**** Data for the task
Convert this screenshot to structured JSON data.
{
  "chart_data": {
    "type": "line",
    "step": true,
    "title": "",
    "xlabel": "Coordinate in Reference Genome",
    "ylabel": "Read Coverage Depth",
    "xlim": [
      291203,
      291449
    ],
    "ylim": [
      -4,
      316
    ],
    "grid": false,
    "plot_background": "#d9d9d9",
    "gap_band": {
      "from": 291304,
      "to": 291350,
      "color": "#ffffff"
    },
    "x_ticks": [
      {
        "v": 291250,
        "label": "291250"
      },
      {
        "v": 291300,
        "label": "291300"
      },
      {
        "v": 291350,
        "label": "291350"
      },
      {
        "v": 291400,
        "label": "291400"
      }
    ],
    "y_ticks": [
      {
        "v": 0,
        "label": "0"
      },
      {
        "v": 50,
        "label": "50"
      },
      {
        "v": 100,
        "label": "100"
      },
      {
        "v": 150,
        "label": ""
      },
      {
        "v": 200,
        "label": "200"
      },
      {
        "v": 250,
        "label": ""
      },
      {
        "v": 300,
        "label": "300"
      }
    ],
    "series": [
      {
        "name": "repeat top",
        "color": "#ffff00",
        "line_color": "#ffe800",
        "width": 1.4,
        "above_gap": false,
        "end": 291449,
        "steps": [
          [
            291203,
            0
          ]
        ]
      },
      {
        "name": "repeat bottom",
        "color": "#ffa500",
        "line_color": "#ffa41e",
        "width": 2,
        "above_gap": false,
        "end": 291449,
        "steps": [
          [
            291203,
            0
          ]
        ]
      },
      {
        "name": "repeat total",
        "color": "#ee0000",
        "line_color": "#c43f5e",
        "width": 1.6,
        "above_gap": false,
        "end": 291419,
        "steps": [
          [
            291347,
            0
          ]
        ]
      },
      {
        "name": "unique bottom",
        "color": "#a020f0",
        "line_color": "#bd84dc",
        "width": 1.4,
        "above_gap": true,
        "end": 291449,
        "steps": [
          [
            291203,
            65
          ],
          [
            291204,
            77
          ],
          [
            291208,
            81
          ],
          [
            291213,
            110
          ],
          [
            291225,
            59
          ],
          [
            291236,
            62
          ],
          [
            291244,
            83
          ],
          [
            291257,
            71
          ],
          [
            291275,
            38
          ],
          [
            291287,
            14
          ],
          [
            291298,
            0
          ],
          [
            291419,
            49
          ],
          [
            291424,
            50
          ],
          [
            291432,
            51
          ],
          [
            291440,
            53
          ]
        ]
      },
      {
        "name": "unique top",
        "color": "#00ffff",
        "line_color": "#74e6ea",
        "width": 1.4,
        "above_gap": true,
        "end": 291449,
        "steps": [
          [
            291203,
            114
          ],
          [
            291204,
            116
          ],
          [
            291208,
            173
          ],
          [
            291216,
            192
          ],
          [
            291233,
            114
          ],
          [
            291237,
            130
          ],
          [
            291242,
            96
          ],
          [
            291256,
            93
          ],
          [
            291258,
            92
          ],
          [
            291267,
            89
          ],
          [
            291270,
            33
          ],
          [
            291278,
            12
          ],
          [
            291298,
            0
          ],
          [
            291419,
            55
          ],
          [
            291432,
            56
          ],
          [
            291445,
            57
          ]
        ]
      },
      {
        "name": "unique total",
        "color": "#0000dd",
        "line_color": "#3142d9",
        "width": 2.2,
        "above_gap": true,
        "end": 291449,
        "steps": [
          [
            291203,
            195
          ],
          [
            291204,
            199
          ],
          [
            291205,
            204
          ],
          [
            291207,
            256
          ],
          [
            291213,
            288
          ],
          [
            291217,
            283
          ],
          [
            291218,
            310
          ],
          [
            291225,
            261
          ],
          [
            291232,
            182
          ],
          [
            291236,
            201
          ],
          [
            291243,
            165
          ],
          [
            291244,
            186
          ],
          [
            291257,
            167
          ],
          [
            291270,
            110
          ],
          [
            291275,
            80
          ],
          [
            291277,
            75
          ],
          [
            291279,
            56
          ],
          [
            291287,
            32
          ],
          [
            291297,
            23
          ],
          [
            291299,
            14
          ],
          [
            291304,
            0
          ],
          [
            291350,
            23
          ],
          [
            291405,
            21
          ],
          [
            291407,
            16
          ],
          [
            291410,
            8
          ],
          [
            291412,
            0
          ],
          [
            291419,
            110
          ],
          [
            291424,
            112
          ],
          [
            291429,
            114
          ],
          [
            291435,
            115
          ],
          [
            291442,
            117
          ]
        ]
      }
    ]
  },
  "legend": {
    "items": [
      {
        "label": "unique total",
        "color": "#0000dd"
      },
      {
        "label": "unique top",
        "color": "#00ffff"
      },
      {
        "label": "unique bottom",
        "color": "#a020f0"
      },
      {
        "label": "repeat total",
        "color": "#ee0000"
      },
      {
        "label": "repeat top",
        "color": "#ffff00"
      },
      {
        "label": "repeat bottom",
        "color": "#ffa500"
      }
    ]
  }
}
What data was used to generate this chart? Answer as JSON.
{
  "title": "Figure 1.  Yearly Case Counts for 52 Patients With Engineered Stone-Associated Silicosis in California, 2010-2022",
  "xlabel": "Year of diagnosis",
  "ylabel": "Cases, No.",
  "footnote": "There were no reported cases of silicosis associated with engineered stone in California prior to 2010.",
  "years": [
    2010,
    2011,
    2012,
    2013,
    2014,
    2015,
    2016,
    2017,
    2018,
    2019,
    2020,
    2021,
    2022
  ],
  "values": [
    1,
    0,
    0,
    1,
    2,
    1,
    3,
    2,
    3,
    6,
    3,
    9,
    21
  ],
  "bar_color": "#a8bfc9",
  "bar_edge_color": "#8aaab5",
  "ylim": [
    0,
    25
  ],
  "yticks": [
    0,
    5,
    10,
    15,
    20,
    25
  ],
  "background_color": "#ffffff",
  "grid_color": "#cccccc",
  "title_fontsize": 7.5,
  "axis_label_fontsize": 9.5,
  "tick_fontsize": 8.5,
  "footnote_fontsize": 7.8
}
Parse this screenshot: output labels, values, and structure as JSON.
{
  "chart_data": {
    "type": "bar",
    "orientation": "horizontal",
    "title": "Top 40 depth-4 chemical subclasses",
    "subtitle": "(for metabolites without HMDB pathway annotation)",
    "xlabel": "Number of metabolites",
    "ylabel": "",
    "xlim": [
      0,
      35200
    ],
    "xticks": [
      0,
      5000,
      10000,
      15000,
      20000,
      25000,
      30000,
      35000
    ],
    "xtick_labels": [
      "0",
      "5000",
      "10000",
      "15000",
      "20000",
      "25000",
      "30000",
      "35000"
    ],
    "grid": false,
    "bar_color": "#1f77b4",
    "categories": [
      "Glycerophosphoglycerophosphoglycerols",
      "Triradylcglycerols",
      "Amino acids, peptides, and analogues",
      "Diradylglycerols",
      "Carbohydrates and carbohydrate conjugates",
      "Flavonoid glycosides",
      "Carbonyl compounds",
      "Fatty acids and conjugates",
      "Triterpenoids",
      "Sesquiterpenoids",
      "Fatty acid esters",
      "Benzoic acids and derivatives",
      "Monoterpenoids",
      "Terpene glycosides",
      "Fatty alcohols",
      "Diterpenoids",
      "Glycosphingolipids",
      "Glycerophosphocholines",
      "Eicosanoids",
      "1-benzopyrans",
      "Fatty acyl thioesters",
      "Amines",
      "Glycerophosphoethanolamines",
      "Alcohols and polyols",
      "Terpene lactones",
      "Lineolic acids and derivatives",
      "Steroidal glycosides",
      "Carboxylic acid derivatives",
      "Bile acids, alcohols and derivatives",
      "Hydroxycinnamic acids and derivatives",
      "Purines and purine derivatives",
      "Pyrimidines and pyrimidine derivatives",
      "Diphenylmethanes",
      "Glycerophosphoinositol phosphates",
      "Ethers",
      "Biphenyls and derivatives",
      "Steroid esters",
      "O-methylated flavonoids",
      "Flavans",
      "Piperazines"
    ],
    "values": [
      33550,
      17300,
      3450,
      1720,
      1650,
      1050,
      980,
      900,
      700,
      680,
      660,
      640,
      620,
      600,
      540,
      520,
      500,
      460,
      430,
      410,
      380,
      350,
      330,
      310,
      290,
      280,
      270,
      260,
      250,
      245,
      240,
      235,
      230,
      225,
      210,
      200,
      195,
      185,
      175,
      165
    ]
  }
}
********
Report every line of the data in which "California" appears.

**Written answer:**
  "title": "Figure 1.  Yearly Case Counts for 52 Patients With Engineered Stone-Associated Silicosis in California, 2010-2022",
  "footnote": "There were no reported cases of silicosis associated with engineered stone in California prior to 2010.",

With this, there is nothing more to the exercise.